> [TEXT]:
# Does Zylotrim work??



## 3773519 (Mar 31, 2009)

Hi Ladies,
Ok so I need some advise. I ordered Zylotrim last nite and now that i decided to look more into it I think I should just return it. Im getting a funny feeling its just another waste of diet pills. I am big on working out and eating right but after having my son 4 years ago working out and eating wealthy hasnt been enough to make me lose the weight like i want too. Im not gonna lie to you, I am not fat. Im 5'6 and I weigh about 145 right now. Maybe it might not be something to be going nuts over but Im not comfortable with my weight. My goal is to be a size 4 in pants and right now im in between a 6 to a 8. Im wondering if any of you ladies have ever tried these pills or know of diet pills that really have worked good for you and heard good results from others as well. Thanks for your opinion.


----------



## Skin*Deep (Mar 31, 2009)

If there was a magic pill, everyone would be skinny.
most over the counter diet pills consist of basicly two things: caffeine to give you "energy", and a form of fiber to make you eat less. some throw in some amino acids to make the label look scientific, but these supplements are best taken alone, not in a compound. the only way to lose weight is to burn more calories than you consume, a pill can't make you burn calories. It would be cheaper to take a high quality fiber to help you feel full between meals, and if you really want a pill to complement your workouts, look into a thermogenic pill, it raises your body temperture and makes "your engine run hotter" so to speak, you take these before your work out, and you sweat more and burn more cals during your work out. also having children and aging affect our metabolism....and not in a good way. You will find you have to work harder to lose weight and to keep it off....and that's normal!

> [STORED DATA]:

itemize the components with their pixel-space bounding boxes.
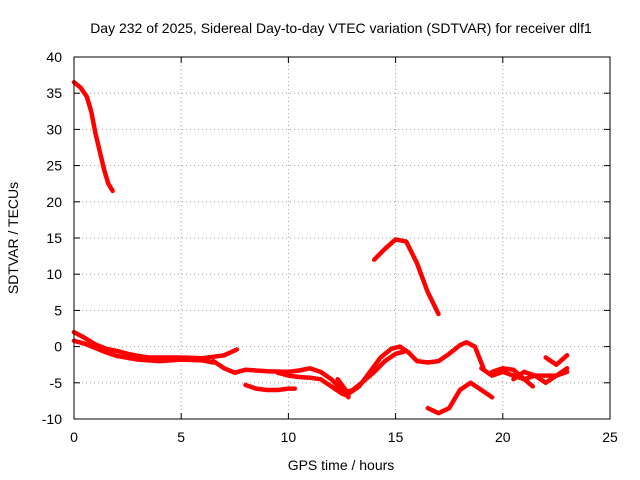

> [GIVEN TASK 1]:
In the Zylotrim forum thread, what two things does the reply say most over-the-counter diet pills basically consist of?
> [GIVEN TASK 2]:
Write the next part of the Zylotrim forum thread, starting after its last reply.

> [WRITTEN ANSWER 1]:
Caffeine to give "energy" and a form of fiber to make you eat less.

> [WRITTEN ANSWER 2]:
----------



## Simply Elegant (Mar 31, 2009)

All diet pills are a waste of money. I completely agree with Skin*Deep. I think you're probably going through a plateau or overeating for your activity level without realizing it. I would measure and record what I eat for a week (what you normally eat and the amount) and your exercise and then make a plan from there. Find out your BMR and it should be easy from that point.


----------



## 3773519 (Mar 31, 2009)

Thanks. I am so easy to sell on those things. I need to take a different approach.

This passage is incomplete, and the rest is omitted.